++++ Data section ++++
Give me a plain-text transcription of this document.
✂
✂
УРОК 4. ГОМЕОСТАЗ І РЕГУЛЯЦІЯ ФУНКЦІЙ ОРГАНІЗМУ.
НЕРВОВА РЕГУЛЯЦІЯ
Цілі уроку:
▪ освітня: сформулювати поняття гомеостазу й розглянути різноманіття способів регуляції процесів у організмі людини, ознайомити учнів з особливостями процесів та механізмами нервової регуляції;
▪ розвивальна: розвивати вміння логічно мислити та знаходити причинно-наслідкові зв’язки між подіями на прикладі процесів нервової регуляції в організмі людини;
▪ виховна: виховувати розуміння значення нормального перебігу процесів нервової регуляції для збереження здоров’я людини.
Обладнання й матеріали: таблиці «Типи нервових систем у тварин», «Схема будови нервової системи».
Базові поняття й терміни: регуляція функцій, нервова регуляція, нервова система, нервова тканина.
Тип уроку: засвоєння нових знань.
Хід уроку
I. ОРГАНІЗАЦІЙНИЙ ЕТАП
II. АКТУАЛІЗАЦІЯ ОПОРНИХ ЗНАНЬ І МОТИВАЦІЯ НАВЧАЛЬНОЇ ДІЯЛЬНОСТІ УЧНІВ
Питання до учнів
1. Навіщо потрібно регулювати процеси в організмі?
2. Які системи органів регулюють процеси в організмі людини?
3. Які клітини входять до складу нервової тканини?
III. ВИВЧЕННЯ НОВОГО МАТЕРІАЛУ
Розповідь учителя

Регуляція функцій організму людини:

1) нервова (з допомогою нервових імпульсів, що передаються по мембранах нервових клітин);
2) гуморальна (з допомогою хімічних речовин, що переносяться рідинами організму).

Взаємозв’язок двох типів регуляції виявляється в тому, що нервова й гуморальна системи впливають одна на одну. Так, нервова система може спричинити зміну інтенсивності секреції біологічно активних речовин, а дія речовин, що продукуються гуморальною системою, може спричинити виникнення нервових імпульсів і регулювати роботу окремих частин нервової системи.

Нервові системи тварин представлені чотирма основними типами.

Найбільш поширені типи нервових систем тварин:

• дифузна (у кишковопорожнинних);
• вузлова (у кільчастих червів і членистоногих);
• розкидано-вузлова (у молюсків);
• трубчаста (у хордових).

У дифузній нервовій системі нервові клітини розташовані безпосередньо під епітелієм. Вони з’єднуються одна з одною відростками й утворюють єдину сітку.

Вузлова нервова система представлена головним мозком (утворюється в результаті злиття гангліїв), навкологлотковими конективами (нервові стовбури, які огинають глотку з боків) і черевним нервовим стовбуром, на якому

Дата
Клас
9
++++
- [Short problem]:
Determine how many lines in the data above contain the string "процеси". Give nothing except the number.

- [Answer to this problem]:
2